--- begin Records shown ---

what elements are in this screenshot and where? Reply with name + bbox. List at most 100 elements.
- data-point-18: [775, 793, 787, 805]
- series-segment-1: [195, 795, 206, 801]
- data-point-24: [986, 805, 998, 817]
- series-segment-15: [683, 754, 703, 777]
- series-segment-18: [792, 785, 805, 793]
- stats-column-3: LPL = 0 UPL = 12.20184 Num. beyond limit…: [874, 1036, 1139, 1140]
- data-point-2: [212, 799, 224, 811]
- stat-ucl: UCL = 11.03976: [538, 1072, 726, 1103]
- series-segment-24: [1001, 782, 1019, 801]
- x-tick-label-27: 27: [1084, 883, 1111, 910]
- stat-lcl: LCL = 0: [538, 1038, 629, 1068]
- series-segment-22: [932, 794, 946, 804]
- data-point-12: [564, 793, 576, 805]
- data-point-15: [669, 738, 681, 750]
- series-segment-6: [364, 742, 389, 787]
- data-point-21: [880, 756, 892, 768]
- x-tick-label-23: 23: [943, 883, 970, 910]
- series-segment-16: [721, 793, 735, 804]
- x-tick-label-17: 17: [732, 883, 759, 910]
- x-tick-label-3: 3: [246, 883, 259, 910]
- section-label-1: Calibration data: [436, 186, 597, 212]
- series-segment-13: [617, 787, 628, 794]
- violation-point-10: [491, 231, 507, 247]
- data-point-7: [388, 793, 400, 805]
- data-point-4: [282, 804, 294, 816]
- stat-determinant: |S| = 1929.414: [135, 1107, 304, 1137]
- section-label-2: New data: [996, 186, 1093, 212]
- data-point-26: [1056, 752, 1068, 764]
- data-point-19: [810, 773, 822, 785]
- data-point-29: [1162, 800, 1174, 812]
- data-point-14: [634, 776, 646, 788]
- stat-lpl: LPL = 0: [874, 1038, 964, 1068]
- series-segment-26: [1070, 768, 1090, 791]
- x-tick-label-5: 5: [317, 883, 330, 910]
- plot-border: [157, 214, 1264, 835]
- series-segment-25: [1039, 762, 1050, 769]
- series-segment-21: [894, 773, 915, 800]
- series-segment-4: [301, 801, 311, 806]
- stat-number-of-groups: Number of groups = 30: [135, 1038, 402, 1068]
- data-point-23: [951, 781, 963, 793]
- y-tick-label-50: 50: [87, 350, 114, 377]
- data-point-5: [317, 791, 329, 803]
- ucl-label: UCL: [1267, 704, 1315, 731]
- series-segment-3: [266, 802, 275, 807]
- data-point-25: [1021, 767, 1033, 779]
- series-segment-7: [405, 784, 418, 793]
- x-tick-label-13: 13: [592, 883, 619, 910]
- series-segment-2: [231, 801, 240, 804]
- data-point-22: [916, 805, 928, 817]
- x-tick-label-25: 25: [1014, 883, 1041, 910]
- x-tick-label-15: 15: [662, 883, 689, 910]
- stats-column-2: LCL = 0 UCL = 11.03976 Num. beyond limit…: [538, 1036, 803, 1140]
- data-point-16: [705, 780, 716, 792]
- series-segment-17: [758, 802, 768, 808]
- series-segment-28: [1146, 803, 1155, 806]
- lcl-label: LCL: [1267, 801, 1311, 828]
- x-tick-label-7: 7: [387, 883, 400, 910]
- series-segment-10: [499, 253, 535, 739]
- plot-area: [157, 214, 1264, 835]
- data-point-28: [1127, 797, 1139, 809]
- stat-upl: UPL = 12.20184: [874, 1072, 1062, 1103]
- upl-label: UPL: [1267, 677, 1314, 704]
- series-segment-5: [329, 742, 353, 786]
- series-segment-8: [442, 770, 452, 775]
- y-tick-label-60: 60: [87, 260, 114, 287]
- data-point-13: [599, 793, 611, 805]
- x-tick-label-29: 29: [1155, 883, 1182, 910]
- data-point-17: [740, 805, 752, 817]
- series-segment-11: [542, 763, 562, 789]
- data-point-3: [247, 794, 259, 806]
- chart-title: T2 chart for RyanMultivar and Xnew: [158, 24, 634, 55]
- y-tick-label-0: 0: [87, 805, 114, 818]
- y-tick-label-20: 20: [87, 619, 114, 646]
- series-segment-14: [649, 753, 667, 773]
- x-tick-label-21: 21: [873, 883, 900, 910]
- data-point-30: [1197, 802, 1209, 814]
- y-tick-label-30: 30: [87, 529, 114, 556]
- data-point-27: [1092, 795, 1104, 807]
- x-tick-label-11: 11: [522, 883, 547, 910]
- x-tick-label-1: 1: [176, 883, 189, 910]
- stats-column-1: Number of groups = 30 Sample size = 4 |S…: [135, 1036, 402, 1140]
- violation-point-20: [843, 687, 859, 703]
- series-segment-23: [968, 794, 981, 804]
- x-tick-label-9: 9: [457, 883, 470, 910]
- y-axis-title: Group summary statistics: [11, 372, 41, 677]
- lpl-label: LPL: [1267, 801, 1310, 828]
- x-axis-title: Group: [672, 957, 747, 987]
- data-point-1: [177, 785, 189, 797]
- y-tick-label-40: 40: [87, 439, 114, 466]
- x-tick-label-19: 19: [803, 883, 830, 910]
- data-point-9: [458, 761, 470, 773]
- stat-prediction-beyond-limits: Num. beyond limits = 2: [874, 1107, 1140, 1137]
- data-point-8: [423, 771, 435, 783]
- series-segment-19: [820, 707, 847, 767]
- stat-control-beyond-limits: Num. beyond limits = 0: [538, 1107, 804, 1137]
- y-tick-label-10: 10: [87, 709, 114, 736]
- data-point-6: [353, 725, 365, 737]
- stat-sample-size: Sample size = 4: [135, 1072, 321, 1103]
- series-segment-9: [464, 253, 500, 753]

--- end Records shown ---

## [Task requirements]
Render every line in the entries above as a JSON list of strings, one string per line, leaving out blank lines.

## [Answer to the task]
[
  "what elements are in this screenshot and where? Reply with name + bbox. List at most 100 elements.",
  "- data-point-18: [775, 793, 787, 805]",
  "- series-segment-1: [195, 795, 206, 801]",
  "- data-point-24: [986, 805, 998, 817]",
  "- series-segment-15: [683, 754, 703, 777]",
  "- series-segment-18: [792, 785, 805, 793]",
  "- stats-column-3: LPL = 0 UPL = 12.20184 Num. beyond limit…: [874, 1036, 1139, 1140]",
  "- data-point-2: [212, 799, 224, 811]",
  "- stat-ucl: UCL = 11.03976: [538, 1072, 726, 1103]",
  "- series-segment-24: [1001, 782, 1019, 801]",
  "- x-tick-label-27: 27: [1084, 883, 1111, 910]",
  "- stat-lcl: LCL = 0: [538, 1038, 629, 1068]",
  "- series-segment-22: [932, 794, 946, 804]",
  "- data-point-12: [564, 793, 576, 805]",
  "- data-point-15: [669, 738, 681, 750]",
  "- series-segment-6: [364, 742, 389, 787]",
  "- data-point-21: [880, 756, 892, 768]",
  "- x-tick-label-23: 23: [943, 883, 970, 910]",
  "- series-segment-16: [721, 793, 735, 804]",
  "- x-tick-label-17: 17: [732, 883, 759, 910]",
  "- x-tick-label-3: 3: [246, 883, 259, 910]",
  "- section-label-1: Calibration data: [436, 186, 597, 212]",
  "- series-segment-13: [617, 787, 628, 794]",
  "- violation-point-10: [491, 231, 507, 247]",
  "- data-point-7: [388, 793, 400, 805]",
  "- data-point-4: [282, 804, 294, 816]",
  "- stat-determinant: |S| = 1929.414: [135, 1107, 304, 1137]",
  "- section-label-2: New data: [996, 186, 1093, 212]",
  "- data-point-26: [1056, 752, 1068, 764]",
  "- data-point-19: [810, 773, 822, 785]",
  "- data-point-29: [1162, 800, 1174, 812]",
  "- data-point-14: [634, 776, 646, 788]",
  "- stat-lpl: LPL = 0: [874, 1038, 964, 1068]",
  "- series-segment-26: [1070, 768, 1090, 791]",
  "- x-tick-label-5: 5: [317, 883, 330, 910]",
  "- plot-border: [157, 214, 1264, 835]",
  "- series-segment-25: [1039, 762, 1050, 769]",
  "- series-segment-21: [894, 773, 915, 800]",
  "- series-segment-4: [301, 801, 311, 806]",
  "- stat-number-of-groups: Number of groups = 30: [135, 1038, 402, 1068]",
  "- data-point-23: [951, 781, 963, 793]",
  "- y-tick-label-50: 50: [87, 350, 114, 377]",
  "- data-point-5: [317, 791, 329, 803]",
  "- ucl-label: UCL: [1267, 704, 1315, 731]",
  "- series-segment-3: [266, 802, 275, 807]",
  "- data-point-25: [1021, 767, 1033, 779]",
  "- series-segment-7: [405, 784, 418, 793]",
  "- x-tick-label-13: 13: [592, 883, 619, 910]",
  "- series-segment-2: [231, 801, 240, 804]",
  "- data-point-22: [916, 805, 928, 817]",
  "- x-tick-label-25: 25: [1014, 883, 1041, 910]",
  "- x-tick-label-15: 15: [662, 883, 689, 910]",
  "- stats-column-2: LCL = 0 UCL = 11.03976 Num. beyond limit…: [538, 1036, 803, 1140]",
  "- data-point-16: [705, 780, 716, 792]",
  "- series-segment-17: [758, 802, 768, 808]",
  "- series-segment-28: [1146, 803, 1155, 806]",
  "- lcl-label: LCL: [1267, 801, 1311, 828]",
  "- x-tick-label-7: 7: [387, 883, 400, 910]",
  "- series-segment-10: [499, 253, 535, 739]",
  "- plot-area: [157, 214, 1264, 835]",
  "- data-point-28: [1127, 797, 1139, 809]",
  "- stat-upl: UPL = 12.20184: [874, 1072, 1062, 1103]",
  "- upl-label: UPL: [1267, 677, 1314, 704]",
  "- series-segment-5: [329, 742, 353, 786]",
  "- series-segment-8: [442, 770, 452, 775]",
  "- y-tick-label-60: 60: [87, 260, 114, 287]",
  "- data-point-13: [599, 793, 611, 805]",
  "- x-tick-label-29: 29: [1155, 883, 1182, 910]",
  "- data-point-17: [740, 805, 752, 817]",
  "- series-segment-11: [542, 763, 562, 789]",
  "- data-point-3: [247, 794, 259, 806]",
  "- chart-title: T2 chart for RyanMultivar and Xnew: [158, 24, 634, 55]",
  "- y-tick-label-0: 0: [87, 805, 114, 818]",
  "- y-tick-label-20: 20: [87, 619, 114, 646]",
  "- series-segment-14: [649, 753, 667, 773]",
  "- x-tick-label-21: 21: [873, 883, 900, 910]",
  "- data-point-30: [1197, 802, 1209, 814]",
  "- y-tick-label-30: 30: [87, 529, 114, 556]",
  "- data-point-27: [1092, 795, 1104, 807]",
  "- x-tick-label-11: 11: [522, 883, 547, 910]",
  "- x-tick-label-1: 1: [176, 883, 189, 910]",
  "- stats-column-1: Number of groups = 30 Sample size = 4 |S…: [135, 1036, 402, 1140]",
  "- violation-point-20: [843, 687, 859, 703]",
  "- series-segment-23: [968, 794, 981, 804]",
  "- x-tick-label-9: 9: [457, 883, 470, 910]",
  "- y-axis-title: Group summary statistics: [11, 372, 41, 677]",
  "- lpl-label: LPL: [1267, 801, 1310, 828]",
  "- x-axis-title: Group: [672, 957, 747, 987]",
  "- data-point-1: [177, 785, 189, 797]",
  "- y-tick-label-40: 40: [87, 439, 114, 466]",
  "- x-tick-label-19: 19: [803, 883, 830, 910]",
  "- data-point-9: [458, 761, 470, 773]",
  "- stat-prediction-beyond-limits: Num. beyond limits = 2: [874, 1107, 1140, 1137]",
  "- data-point-8: [423, 771, 435, 783]",
  "- series-segment-19: [820, 707, 847, 767]",
  "- stat-control-beyond-limits: Num. beyond limits = 0: [538, 1107, 804, 1137]",
  "- y-tick-label-10: 10: [87, 709, 114, 736]",
  "- data-point-6: [353, 725, 365, 737]",
  "- stat-sample-size: Sample size = 4: [135, 1072, 321, 1103]",
  "- series-segment-9: [464, 253, 500, 753]"
]